◆ Rows ◆
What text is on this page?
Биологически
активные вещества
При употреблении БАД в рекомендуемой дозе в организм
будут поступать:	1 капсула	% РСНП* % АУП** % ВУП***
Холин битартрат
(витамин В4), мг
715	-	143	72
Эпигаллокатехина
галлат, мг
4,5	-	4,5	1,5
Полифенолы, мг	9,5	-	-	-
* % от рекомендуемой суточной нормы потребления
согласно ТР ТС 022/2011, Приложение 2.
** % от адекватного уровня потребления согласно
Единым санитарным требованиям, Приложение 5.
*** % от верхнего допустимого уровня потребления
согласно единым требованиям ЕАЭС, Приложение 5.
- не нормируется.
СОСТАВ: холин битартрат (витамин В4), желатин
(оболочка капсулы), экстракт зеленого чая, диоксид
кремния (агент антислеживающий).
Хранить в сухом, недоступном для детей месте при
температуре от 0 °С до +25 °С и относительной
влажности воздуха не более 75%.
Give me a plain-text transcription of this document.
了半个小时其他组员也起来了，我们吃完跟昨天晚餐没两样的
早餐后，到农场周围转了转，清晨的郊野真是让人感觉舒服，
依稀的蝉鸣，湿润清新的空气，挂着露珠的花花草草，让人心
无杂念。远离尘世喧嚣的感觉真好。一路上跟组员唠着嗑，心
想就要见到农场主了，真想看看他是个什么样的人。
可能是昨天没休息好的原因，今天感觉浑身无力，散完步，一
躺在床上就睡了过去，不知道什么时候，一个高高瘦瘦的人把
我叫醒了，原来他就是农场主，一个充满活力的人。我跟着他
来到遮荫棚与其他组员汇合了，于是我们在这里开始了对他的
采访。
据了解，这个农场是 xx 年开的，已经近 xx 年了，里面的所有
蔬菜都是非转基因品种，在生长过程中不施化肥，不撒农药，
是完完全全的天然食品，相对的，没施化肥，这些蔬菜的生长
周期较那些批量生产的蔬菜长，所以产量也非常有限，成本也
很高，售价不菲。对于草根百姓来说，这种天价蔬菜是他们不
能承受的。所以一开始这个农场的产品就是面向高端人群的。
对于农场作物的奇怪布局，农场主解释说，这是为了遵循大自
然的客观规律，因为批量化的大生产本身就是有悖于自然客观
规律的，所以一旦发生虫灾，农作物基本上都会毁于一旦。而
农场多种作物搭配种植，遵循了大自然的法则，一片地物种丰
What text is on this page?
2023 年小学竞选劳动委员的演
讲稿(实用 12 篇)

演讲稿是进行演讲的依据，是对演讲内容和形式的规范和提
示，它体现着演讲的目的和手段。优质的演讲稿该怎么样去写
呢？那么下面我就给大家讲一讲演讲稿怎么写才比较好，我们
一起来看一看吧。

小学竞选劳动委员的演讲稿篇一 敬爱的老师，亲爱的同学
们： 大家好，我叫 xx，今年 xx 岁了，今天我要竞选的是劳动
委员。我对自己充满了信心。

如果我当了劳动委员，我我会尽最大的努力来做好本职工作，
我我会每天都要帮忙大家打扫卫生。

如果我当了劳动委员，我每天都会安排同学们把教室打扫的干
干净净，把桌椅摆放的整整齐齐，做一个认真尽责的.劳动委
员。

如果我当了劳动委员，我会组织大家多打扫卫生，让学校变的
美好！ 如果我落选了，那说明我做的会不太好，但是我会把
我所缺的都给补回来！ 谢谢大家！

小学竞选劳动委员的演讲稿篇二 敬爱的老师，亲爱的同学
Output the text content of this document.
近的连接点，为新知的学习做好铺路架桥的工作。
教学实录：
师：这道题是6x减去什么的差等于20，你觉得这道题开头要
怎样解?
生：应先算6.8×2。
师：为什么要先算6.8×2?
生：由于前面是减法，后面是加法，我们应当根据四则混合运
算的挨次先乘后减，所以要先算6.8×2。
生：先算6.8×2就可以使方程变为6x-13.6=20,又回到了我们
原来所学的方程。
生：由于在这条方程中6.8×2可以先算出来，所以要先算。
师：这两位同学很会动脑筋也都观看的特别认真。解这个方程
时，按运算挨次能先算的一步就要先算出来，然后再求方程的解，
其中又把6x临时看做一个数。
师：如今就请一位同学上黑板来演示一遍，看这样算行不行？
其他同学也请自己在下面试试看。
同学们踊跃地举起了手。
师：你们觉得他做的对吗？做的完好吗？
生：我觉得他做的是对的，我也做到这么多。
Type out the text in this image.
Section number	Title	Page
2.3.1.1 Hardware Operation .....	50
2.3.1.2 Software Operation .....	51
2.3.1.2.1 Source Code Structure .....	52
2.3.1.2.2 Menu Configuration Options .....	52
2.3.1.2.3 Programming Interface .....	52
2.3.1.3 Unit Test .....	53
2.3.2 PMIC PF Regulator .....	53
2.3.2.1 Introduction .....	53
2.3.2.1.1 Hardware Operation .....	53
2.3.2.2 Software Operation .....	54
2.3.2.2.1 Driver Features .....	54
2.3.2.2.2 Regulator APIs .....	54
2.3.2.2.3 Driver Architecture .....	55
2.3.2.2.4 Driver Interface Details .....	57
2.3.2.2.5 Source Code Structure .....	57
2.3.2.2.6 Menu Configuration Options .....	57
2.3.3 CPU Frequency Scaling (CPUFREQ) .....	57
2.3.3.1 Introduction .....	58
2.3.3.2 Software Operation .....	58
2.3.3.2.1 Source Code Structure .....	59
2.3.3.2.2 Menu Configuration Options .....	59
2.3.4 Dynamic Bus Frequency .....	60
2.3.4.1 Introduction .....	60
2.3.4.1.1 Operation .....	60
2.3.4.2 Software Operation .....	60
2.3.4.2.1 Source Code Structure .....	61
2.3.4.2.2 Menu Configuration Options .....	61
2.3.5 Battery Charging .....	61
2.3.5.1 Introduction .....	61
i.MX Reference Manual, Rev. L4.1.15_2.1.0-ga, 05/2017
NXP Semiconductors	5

◆ Your objective ◆
Reproduce all the data word for word.

◆ Result of this task ◆
What text is on this page?
Биологически
активные вещества
При употреблении БАД в рекомендуемой дозе в организм
будут поступать:	1 капсула	% РСНП* % АУП** % ВУП***
Холин битартрат
(витамин В4), мг
715	-	143	72
Эпигаллокатехина
галлат, мг
4,5	-	4,5	1,5
Полифенолы, мг	9,5	-	-	-
* % от рекомендуемой суточной нормы потребления
согласно ТР ТС 022/2011, Приложение 2.
** % от адекватного уровня потребления согласно
Единым санитарным требованиям, Приложение 5.
*** % от верхнего допустимого уровня потребления
согласно единым требованиям ЕАЭС, Приложение 5.
- не нормируется.
СОСТАВ: холин битартрат (витамин В4), желатин
(оболочка капсулы), экстракт зеленого чая, диоксид
кремния (агент антислеживающий).
Хранить в сухом, недоступном для детей месте при
температуре от 0 °С до +25 °С и относительной
влажности воздуха не более 75%.
Give me a plain-text transcription of this document.
了半个小时其他组员也起来了，我们吃完跟昨天晚餐没两样的
早餐后，到农场周围转了转，清晨的郊野真是让人感觉舒服，
依稀的蝉鸣，湿润清新的空气，挂着露珠的花花草草，让人心
无杂念。远离尘世喧嚣的感觉真好。一路上跟组员唠着嗑，心
想就要见到农场主了，真想看看他是个什么样的人。
可能是昨天没休息好的原因，今天感觉浑身无力，散完步，一
躺在床上就睡了过去，不知道什么时候，一个高高瘦瘦的人把
我叫醒了，原来他就是农场主，一个充满活力的人。我跟着他
来到遮荫棚与其他组员汇合了，于是我们在这里开始了对他的
采访。
据了解，这个农场是 xx 年开的，已经近 xx 年了，里面的所有
蔬菜都是非转基因品种，在生长过程中不施化肥，不撒农药，
是完完全全的天然食品，相对的，没施化肥，这些蔬菜的生长
周期较那些批量生产的蔬菜长，所以产量也非常有限，成本也
很高，售价不菲。对于草根百姓来说，这种天价蔬菜是他们不
能承受的。所以一开始这个农场的产品就是面向高端人群的。
对于农场作物的奇怪布局，农场主解释说，这是为了遵循大自
然的客观规律，因为批量化的大生产本身就是有悖于自然客观
规律的，所以一旦发生虫灾，农作物基本上都会毁于一旦。而
农场多种作物搭配种植，遵循了大自然的法则，一片地物种丰
What text is on this page?
2023 年小学竞选劳动委员的演
讲稿(实用 12 篇)

演讲稿是进行演讲的依据，是对演讲内容和形式的规范和提
示，它体现着演讲的目的和手段。优质的演讲稿该怎么样去写
呢？那么下面我就给大家讲一讲演讲稿怎么写才比较好，我们
一起来看一看吧。

小学竞选劳动委员的演讲稿篇一 敬爱的老师，亲爱的同学
们： 大家好，我叫 xx，今年 xx 岁了，今天我要竞选的是劳动
委员。我对自己充满了信心。

如果我当了劳动委员，我我会尽最大的努力来做好本职工作，
我我会每天都要帮忙大家打扫卫生。

如果我当了劳动委员，我每天都会安排同学们把教室打扫的干
干净净，把桌椅摆放的整整齐齐，做一个认真尽责的.劳动委
员。

如果我当了劳动委员，我会组织大家多打扫卫生，让学校变的
美好！ 如果我落选了，那说明我做的会不太好，但是我会把
我所缺的都给补回来！ 谢谢大家！

小学竞选劳动委员的演讲稿篇二 敬爱的老师，亲爱的同学
Output the text content of this document.
近的连接点，为新知的学习做好铺路架桥的工作。
教学实录：
师：这道题是6x减去什么的差等于20，你觉得这道题开头要
怎样解?
生：应先算6.8×2。
师：为什么要先算6.8×2?
生：由于前面是减法，后面是加法，我们应当根据四则混合运
算的挨次先乘后减，所以要先算6.8×2。
生：先算6.8×2就可以使方程变为6x-13.6=20,又回到了我们
原来所学的方程。
生：由于在这条方程中6.8×2可以先算出来，所以要先算。
师：这两位同学很会动脑筋也都观看的特别认真。解这个方程
时，按运算挨次能先算的一步就要先算出来，然后再求方程的解，
其中又把6x临时看做一个数。
师：如今就请一位同学上黑板来演示一遍，看这样算行不行？
其他同学也请自己在下面试试看。
同学们踊跃地举起了手。
师：你们觉得他做的对吗？做的完好吗？
生：我觉得他做的是对的，我也做到这么多。
Type out the text in this image.
Section number	Title	Page
2.3.1.1 Hardware Operation .....	50
2.3.1.2 Software Operation .....	51
2.3.1.2.1 Source Code Structure .....	52
2.3.1.2.2 Menu Configuration Options .....	52
2.3.1.2.3 Programming Interface .....	52
2.3.1.3 Unit Test .....	53
2.3.2 PMIC PF Regulator .....	53
2.3.2.1 Introduction .....	53
2.3.2.1.1 Hardware Operation .....	53
2.3.2.2 Software Operation .....	54
2.3.2.2.1 Driver Features .....	54
2.3.2.2.2 Regulator APIs .....	54
2.3.2.2.3 Driver Architecture .....	55
2.3.2.2.4 Driver Interface Details .....	57
2.3.2.2.5 Source Code Structure .....	57
2.3.2.2.6 Menu Configuration Options .....	57
2.3.3 CPU Frequency Scaling (CPUFREQ) .....	57
2.3.3.1 Introduction .....	58
2.3.3.2 Software Operation .....	58
2.3.3.2.1 Source Code Structure .....	59
2.3.3.2.2 Menu Configuration Options .....	59
2.3.4 Dynamic Bus Frequency .....	60
2.3.4.1 Introduction .....	60
2.3.4.1.1 Operation .....	60
2.3.4.2 Software Operation .....	60
2.3.4.2.1 Source Code Structure .....	61
2.3.4.2.2 Menu Configuration Options .....	61
2.3.5 Battery Charging .....	61
2.3.5.1 Introduction .....	61
i.MX Reference Manual, Rev. L4.1.15_2.1.0-ga, 05/2017
NXP Semiconductors	5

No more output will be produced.